# Text shown
▼

If so, is it possible that dark matter/energy are "elements" which exist in those higher dimensions, and as such remain invisible to those constrained to four?

## Answers and Replies

Mentor
Is it correct that dimensions more than the three (4th being time) that we perceive can be mathematically modeled but as yet remain unobserved?

Yes; string theory does this. But we have no experimental evidence for any such model.

is it possible that dark matter/energy are "elements" which exist in those higher dimensions, and as such remain invisible to those constrained to four?

They can't remain "invisible" in our four dimensions, since we observe their effects.

ohwilleke and Negativ3
Gold Member
It may be the case, speculating, that we may just perceive 'shadows' or projections into lower dimensions, as in the book 'Flatland'. But this is just an educated guess.

Klystron and Negativ3
Negativ3
It may be the case, speculating, that we may just perceive 'shadows' or projections into lower dimensions, as in the book 'Flatland'. But this is just an educated guess.

It has nagged at me that there is a known constant being the speed of light, and feel free to correct me that this is the point at which matter can change into energy and vise-versa. Dark energy/matter may be outside the bounds of that constant.

The speed of light being expressed as C in E=M(C x C), it puzzles me that the constant in this case can be squared as that is an impossible number?

2022 Award
It has nagged at me that there is a known constant being the speed of light, and feel free to correct me that this is the point at which matter can change into energy and vise-versa.
Absolutely not. Things with mass cannot reach the speed of light, for a start. The ##c^2## in ## E=mc^2## is a conversion factor between energy units and mass units - that's all. In a less artificial unit system than SI, the conversion factor is 1, and the equation is just ##E=m##.

It's best to think of ##c## primarily as a constant of nature, and the fact that light travels at that speed as a consequence of its masslessness. If you think of ##c## as the speed of light primarily, you'll always be puzzled about the places it turns up.

Incidentally, it's possible to describe a universe where light does not travel at ##c##. ##E=mc^2## still holds.

ohwilleke, MikeeMiracle, Negativ3 and 1 other person
Negativ3
Absolutely not. Things with mass cannot reach the speed of light, for a start. The ##c^2## in ## E=mc^2## is a conversion factor between energy units and mass units - that's all. In a less artificial unit system than SI, the conversion factor is 1, and the equation is just ##E=m##.

It's best to think of ##c## primarily as a constant of nature, and the fact that light travels at that speed as a consequence of its masslessness. If you think of ##c## as the speed of light primarily, you'll always be puzzled about the places it turns up.

Incidentally, it's possible to describe a universe where light does not travel at ##c##. ##E=mc^2## still holds.

Thanks, got it regarding being used as a conversion unit and that c is a natural constant.
Why is c expressed as the speed of light if it's not true?

Gold Member
2022 Award
Thanks, got it regarding being used as a conversion unit and that c is a natural constant.
Why is c expressed as the speed of light if it's not true?

▲

# To be done
1/ Name every username that appears in the forum thread on dimensions and dark matter.
2/ In the forum thread on dimensions and dark matter, what does the reply say the c² in E=mc² is?
3/ In the forum thread, edit the part that opens with the words "If so, is it" and closes with "any such model.", putting "M-theory" in place of "string theory".

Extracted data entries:
▼

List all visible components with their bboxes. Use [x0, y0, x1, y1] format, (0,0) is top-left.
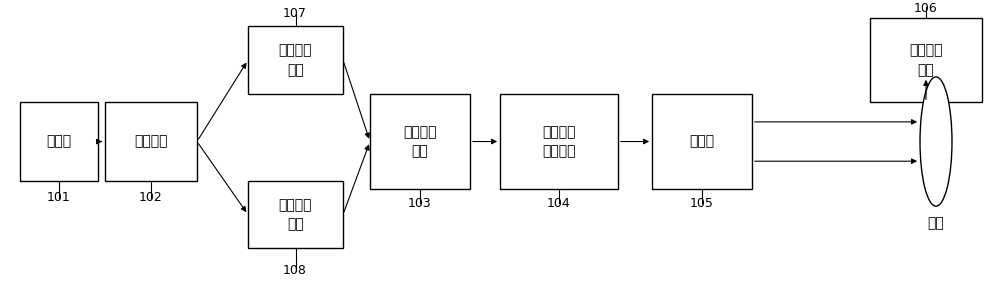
Text: 离子源: 离子源 — [46, 135, 72, 149]
Text: 引出系统: 引出系统 — [134, 135, 168, 149]
Ellipse shape — [920, 77, 952, 206]
Text: 晶圆: 晶圆 — [928, 216, 944, 230]
Text: 第二二极
磁铁: 第二二极 磁铁 — [279, 198, 312, 231]
Bar — [652, 94, 752, 189]
Text: 108: 108 — [283, 264, 307, 277]
Bar — [105, 102, 197, 181]
Text: 104: 104 — [547, 197, 571, 210]
Bar — [870, 18, 982, 102]
Text: 102: 102 — [139, 191, 163, 204]
Text: 第一二极
磁铁: 第一二极 磁铁 — [279, 43, 312, 77]
Bar — [248, 26, 343, 94]
Text: 校准器: 校准器 — [689, 135, 715, 149]
Text: 101: 101 — [47, 191, 71, 204]
Text: 106: 106 — [914, 2, 938, 15]
Bar — [370, 94, 470, 189]
Text: 束流均匀
度控制器: 束流均匀 度控制器 — [542, 125, 576, 158]
Bar — [248, 181, 343, 248]
Text: 束流测量
设备: 束流测量 设备 — [909, 43, 943, 77]
Text: 107: 107 — [283, 7, 307, 20]
Text: 103: 103 — [408, 197, 432, 210]
Text: 质量分析
磁铁: 质量分析 磁铁 — [403, 125, 437, 158]
Bar — [500, 94, 618, 189]
Bar — [20, 102, 98, 181]
Text: 105: 105 — [690, 197, 714, 210]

▲

# Final results
1/ ohwilleke, Negativ3, Klystron, MikeeMiracle

2/ It is a conversion factor between energy units and mass units.

3/
If so, is it possible that dark matter/energy are "elements" which exist in those higher dimensions, and as such remain invisible to those constrained to four?

## Answers and Replies

Mentor
Is it correct that dimensions more than the three (4th being time) that we perceive can be mathematically modeled but as yet remain unobserved?

Yes; M-theory does this. But we have no experimental evidence for any such model.